- REQUIRED TASK -
Output the records exactly. Include every line.
— start of TASK INPUT —
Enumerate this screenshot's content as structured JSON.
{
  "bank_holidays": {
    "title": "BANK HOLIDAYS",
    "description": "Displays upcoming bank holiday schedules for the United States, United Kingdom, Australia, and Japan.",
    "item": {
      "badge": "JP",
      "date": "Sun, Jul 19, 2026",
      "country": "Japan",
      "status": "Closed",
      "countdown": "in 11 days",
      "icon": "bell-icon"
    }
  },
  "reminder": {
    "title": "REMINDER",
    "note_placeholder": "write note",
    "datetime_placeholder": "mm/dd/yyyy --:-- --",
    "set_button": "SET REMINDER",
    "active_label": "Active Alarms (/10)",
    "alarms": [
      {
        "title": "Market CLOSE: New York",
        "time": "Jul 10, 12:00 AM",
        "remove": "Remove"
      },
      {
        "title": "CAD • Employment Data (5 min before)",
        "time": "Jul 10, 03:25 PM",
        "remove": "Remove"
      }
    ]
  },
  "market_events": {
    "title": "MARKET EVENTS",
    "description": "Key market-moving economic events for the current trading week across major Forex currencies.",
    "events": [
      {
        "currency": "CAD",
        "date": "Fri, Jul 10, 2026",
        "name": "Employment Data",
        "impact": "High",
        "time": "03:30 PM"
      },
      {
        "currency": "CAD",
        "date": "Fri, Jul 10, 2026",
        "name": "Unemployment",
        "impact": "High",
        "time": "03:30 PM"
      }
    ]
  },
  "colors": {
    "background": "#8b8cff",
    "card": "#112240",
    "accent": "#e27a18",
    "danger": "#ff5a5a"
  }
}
— end of TASK INPUT —
- TASK ANSWER -
Enumerate this screenshot's content as structured JSON.
{
  "bank_holidays": {
    "title": "BANK HOLIDAYS",
    "description": "Displays upcoming bank holiday schedules for the United States, United Kingdom, Australia, and Japan.",
    "item": {
      "badge": "JP",
      "date": "Sun, Jul 19, 2026",
      "country": "Japan",
      "status": "Closed",
      "countdown": "in 11 days",
      "icon": "bell-icon"
    }
  },
  "reminder": {
    "title": "REMINDER",
    "note_placeholder": "write note",
    "datetime_placeholder": "mm/dd/yyyy --:-- --",
    "set_button": "SET REMINDER",
    "active_label": "Active Alarms (/10)",
    "alarms": [
      {
        "title": "Market CLOSE: New York",
        "time": "Jul 10, 12:00 AM",
        "remove": "Remove"
      },
      {
        "title": "CAD • Employment Data (5 min before)",
        "time": "Jul 10, 03:25 PM",
        "remove": "Remove"
      }
    ]
  },
  "market_events": {
    "title": "MARKET EVENTS",
    "description": "Key market-moving economic events for the current trading week across major Forex currencies.",
    "events": [
      {
        "currency": "CAD",
        "date": "Fri, Jul 10, 2026",
        "name": "Employment Data",
        "impact": "High",
        "time": "03:30 PM"
      },
      {
        "currency": "CAD",
        "date": "Fri, Jul 10, 2026",
        "name": "Unemployment",
        "impact": "High",
        "time": "03:30 PM"
      }
    ]
  },
  "colors": {
    "background": "#8b8cff",
    "card": "#112240",
    "accent": "#e27a18",
    "danger": "#ff5a5a"
  }
}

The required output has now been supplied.